Task to carry out:
Below are some entries; can you quote all of them exactly?

Dataset entries
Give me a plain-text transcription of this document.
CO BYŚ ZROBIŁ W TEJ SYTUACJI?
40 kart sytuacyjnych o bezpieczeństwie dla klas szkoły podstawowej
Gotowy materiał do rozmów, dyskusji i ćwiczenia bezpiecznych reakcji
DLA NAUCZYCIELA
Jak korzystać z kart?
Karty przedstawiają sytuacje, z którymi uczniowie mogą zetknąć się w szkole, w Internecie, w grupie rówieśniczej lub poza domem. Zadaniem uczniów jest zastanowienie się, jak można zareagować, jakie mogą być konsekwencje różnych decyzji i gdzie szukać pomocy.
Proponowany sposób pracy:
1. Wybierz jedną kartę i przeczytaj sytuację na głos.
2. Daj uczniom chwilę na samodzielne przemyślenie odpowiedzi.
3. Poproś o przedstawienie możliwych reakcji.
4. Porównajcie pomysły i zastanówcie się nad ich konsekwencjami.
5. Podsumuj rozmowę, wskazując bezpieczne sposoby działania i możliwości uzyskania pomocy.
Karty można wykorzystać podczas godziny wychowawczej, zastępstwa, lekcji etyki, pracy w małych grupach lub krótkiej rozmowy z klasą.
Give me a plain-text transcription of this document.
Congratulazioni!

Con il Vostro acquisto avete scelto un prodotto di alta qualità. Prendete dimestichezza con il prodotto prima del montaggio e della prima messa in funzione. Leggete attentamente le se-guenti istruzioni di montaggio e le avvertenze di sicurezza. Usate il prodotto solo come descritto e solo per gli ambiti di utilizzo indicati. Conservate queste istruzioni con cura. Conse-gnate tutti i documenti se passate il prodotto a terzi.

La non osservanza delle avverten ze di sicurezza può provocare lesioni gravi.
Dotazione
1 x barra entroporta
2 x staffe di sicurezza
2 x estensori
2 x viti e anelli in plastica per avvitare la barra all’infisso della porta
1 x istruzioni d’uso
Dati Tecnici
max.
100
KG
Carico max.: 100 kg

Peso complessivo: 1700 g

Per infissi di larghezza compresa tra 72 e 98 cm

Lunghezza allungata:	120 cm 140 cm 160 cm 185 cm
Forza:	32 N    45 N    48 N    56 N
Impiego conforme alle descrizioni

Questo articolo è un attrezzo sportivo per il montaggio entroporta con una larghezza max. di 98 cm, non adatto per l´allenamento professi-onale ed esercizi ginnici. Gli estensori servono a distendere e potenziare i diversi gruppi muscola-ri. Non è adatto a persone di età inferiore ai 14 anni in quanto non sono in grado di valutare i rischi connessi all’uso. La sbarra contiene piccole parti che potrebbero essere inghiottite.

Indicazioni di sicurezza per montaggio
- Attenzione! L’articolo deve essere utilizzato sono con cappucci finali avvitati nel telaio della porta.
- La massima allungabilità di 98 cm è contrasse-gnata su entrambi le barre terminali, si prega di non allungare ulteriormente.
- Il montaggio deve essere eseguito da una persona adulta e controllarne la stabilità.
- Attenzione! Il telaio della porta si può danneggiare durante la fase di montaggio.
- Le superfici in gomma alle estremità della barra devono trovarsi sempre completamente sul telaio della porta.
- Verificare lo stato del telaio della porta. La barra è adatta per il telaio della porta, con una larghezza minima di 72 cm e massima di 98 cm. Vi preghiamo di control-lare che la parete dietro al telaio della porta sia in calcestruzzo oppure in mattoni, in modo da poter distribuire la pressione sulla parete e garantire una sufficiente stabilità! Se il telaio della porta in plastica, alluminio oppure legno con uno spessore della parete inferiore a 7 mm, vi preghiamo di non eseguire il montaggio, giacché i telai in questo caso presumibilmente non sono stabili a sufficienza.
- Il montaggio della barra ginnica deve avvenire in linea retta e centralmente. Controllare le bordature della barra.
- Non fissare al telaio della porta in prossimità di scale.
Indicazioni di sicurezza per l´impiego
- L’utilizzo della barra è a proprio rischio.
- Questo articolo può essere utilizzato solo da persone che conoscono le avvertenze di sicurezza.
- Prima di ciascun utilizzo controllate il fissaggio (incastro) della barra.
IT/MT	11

Answer for the task:
Give me a plain-text transcription of this document.
CO BYŚ ZROBIŁ W TEJ SYTUACJI?
40 kart sytuacyjnych o bezpieczeństwie dla klas szkoły podstawowej
Gotowy materiał do rozmów, dyskusji i ćwiczenia bezpiecznych reakcji
DLA NAUCZYCIELA
Jak korzystać z kart?
Karty przedstawiają sytuacje, z którymi uczniowie mogą zetknąć się w szkole, w Internecie, w grupie rówieśniczej lub poza domem. Zadaniem uczniów jest zastanowienie się, jak można zareagować, jakie mogą być konsekwencje różnych decyzji i gdzie szukać pomocy.
Proponowany sposób pracy:
1. Wybierz jedną kartę i przeczytaj sytuację na głos.
2. Daj uczniom chwilę na samodzielne przemyślenie odpowiedzi.
3. Poproś o przedstawienie możliwych reakcji.
4. Porównajcie pomysły i zastanówcie się nad ich konsekwencjami.
5. Podsumuj rozmowę, wskazując bezpieczne sposoby działania i możliwości uzyskania pomocy.
Karty można wykorzystać podczas godziny wychowawczej, zastępstwa, lekcji etyki, pracy w małych grupach lub krótkiej rozmowy z klasą.
Give me a plain-text transcription of this document.
Congratulazioni!

Con il Vostro acquisto avete scelto un prodotto di alta qualità. Prendete dimestichezza con il prodotto prima del montaggio e della prima messa in funzione. Leggete attentamente le se-guenti istruzioni di montaggio e le avvertenze di sicurezza. Usate il prodotto solo come descritto e solo per gli ambiti di utilizzo indicati. Conservate queste istruzioni con cura. Conse-gnate tutti i documenti se passate il prodotto a terzi.

La non osservanza delle avverten ze di sicurezza può provocare lesioni gravi.
Dotazione
1 x barra entroporta
2 x staffe di sicurezza
2 x estensori
2 x viti e anelli in plastica per avvitare la barra all’infisso della porta
1 x istruzioni d’uso
Dati Tecnici
max.
100
KG
Carico max.: 100 kg

Peso complessivo: 1700 g

Per infissi di larghezza compresa tra 72 e 98 cm

Lunghezza allungata:	120 cm 140 cm 160 cm 185 cm
Forza:	32 N    45 N    48 N    56 N
Impiego conforme alle descrizioni

Questo articolo è un attrezzo sportivo per il montaggio entroporta con una larghezza max. di 98 cm, non adatto per l´allenamento professi-onale ed esercizi ginnici. Gli estensori servono a distendere e potenziare i diversi gruppi muscola-ri. Non è adatto a persone di età inferiore ai 14 anni in quanto non sono in grado di valutare i rischi connessi all’uso. La sbarra contiene piccole parti che potrebbero essere inghiottite.

Indicazioni di sicurezza per montaggio
- Attenzione! L’articolo deve essere utilizzato sono con cappucci finali avvitati nel telaio della porta.
- La massima allungabilità di 98 cm è contrasse-gnata su entrambi le barre terminali, si prega di non allungare ulteriormente.
- Il montaggio deve essere eseguito da una persona adulta e controllarne la stabilità.
- Attenzione! Il telaio della porta si può danneggiare durante la fase di montaggio.
- Le superfici in gomma alle estremità della barra devono trovarsi sempre completamente sul telaio della porta.
- Verificare lo stato del telaio della porta. La barra è adatta per il telaio della porta, con una larghezza minima di 72 cm e massima di 98 cm. Vi preghiamo di control-lare che la parete dietro al telaio della porta sia in calcestruzzo oppure in mattoni, in modo da poter distribuire la pressione sulla parete e garantire una sufficiente stabilità! Se il telaio della porta in plastica, alluminio oppure legno con uno spessore della parete inferiore a 7 mm, vi preghiamo di non eseguire il montaggio, giacché i telai in questo caso presumibilmente non sono stabili a sufficienza.
- Il montaggio della barra ginnica deve avvenire in linea retta e centralmente. Controllare le bordature della barra.
- Non fissare al telaio della porta in prossimità di scale.
Indicazioni di sicurezza per l´impiego
- L’utilizzo della barra è a proprio rischio.
- Questo articolo può essere utilizzato solo da persone che conoscono le avvertenze di sicurezza.
- Prima di ciascun utilizzo controllate il fissaggio (incastro) della barra.
IT/MT	11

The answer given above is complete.